─── Data shown

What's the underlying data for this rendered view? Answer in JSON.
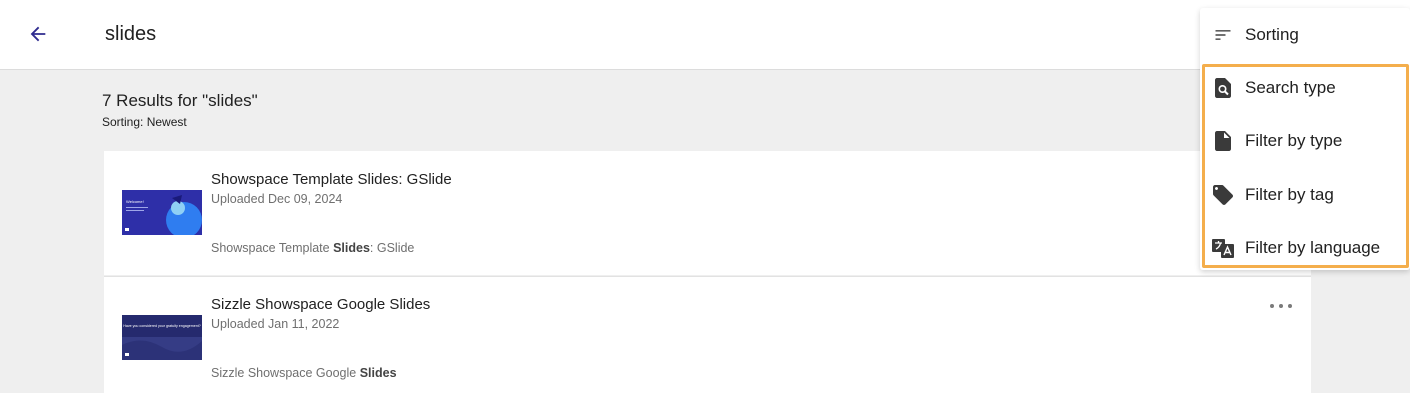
{
  "header": {
    "search_query": "slides"
  },
  "results": {
    "title": "7 Results for \"slides\"",
    "sorting": "Sorting: Newest"
  },
  "cards": [
    {
      "title": "Showspace Template Slides: GSlide",
      "date": "Uploaded Dec 09, 2024",
      "snippet_before": "Showspace Template ",
      "snippet_bold": "Slides",
      "snippet_after": ": GSlide",
      "thumb_text": "Welcome!"
    },
    {
      "title": "Sizzle Showspace Google Slides",
      "date": "Uploaded Jan 11, 2022",
      "snippet_before": "Sizzle Showspace Google ",
      "snippet_bold": "Slides",
      "snippet_after": "",
      "thumb_text": "Have you considered your gratuity engagement?"
    }
  ],
  "menu": {
    "sorting_label": "Sorting",
    "items": [
      {
        "label": "Search type",
        "icon": "search-type-icon"
      },
      {
        "label": "Filter by type",
        "icon": "file-icon"
      },
      {
        "label": "Filter by tag",
        "icon": "tag-icon"
      },
      {
        "label": "Filter by language",
        "icon": "translate-icon"
      }
    ]
  },
  "colors": {
    "accent": "#2f2b8f",
    "highlight": "#f4ae4c"
  }
}
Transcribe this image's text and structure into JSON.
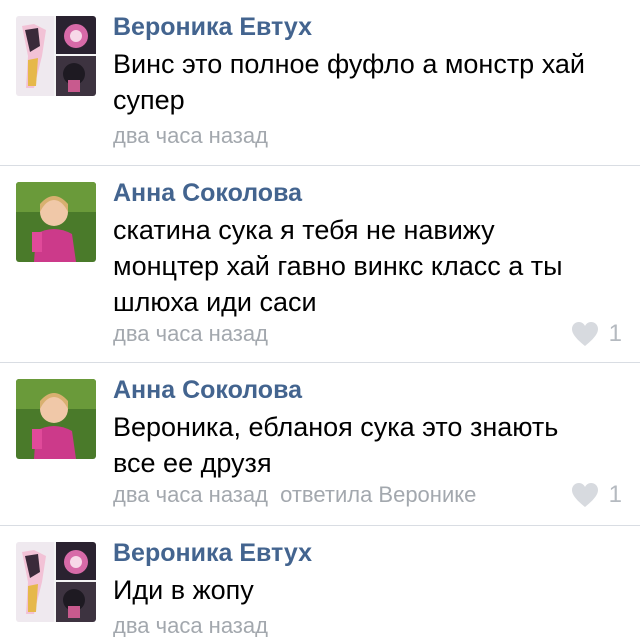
{
  "comments": [
    {
      "author": "Вероника Евтух",
      "lines": [
        "Винс это полное фуфло а монстр хай",
        "супер"
      ],
      "time": "два часа назад",
      "reply_to": "",
      "likes": ""
    },
    {
      "author": "Анна Соколова",
      "lines": [
        "скатина сука я тебя не навижу",
        "монцтер хай гавно винкс класс а ты",
        "шлюха иди саси"
      ],
      "time": "два часа назад",
      "reply_to": "",
      "likes": "1"
    },
    {
      "author": "Анна Соколова",
      "lines": [
        "Вероника, ебланоя сука это знають",
        "все ее друзя"
      ],
      "time": "два часа назад",
      "reply_to": "ответила Веронике",
      "likes": "1"
    },
    {
      "author": "Вероника Евтух",
      "lines": [
        "Иди в жопу"
      ],
      "time": "два часа назад",
      "reply_to": "",
      "likes": ""
    }
  ],
  "colors": {
    "author": "#43648f",
    "meta": "#a3a8ae",
    "divider": "#d9dde3",
    "like": "#b5bac0"
  },
  "icons": {
    "like": "heart-icon"
  }
}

──────

_Exercise objective_.
Pictures are not part of the copy; reproduce exactly and only the lines from the line containing "Transcribe this image's" through the end of the listing.

_Task result_.
Transcribe this image's text and structure into JSON.
{
  "comments": [
    {
      "author": "Вероника Евтух",
      "lines": [
        "Винс это полное фуфло а монстр хай",
        "супер"
      ],
      "time": "два часа назад",
      "reply_to": "",
      "likes": ""
    },
    {
      "author": "Анна Соколова",
      "lines": [
        "скатина сука я тебя не навижу",
        "монцтер хай гавно винкс класс а ты",
        "шлюха иди саси"
      ],
      "time": "два часа назад",
      "reply_to": "",
      "likes": "1"
    },
    {
      "author": "Анна Соколова",
      "lines": [
        "Вероника, ебланоя сука это знають",
        "все ее друзя"
      ],
      "time": "два часа назад",
      "reply_to": "ответила Веронике",
      "likes": "1"
    },
    {
      "author": "Вероника Евтух",
      "lines": [
        "Иди в жопу"
      ],
      "time": "два часа назад",
      "reply_to": "",
      "likes": ""
    }
  ],
  "colors": {
    "author": "#43648f",
    "meta": "#a3a8ae",
    "divider": "#d9dde3",
    "like": "#b5bac0"
  },
  "icons": {
    "like": "heart-icon"
  }
}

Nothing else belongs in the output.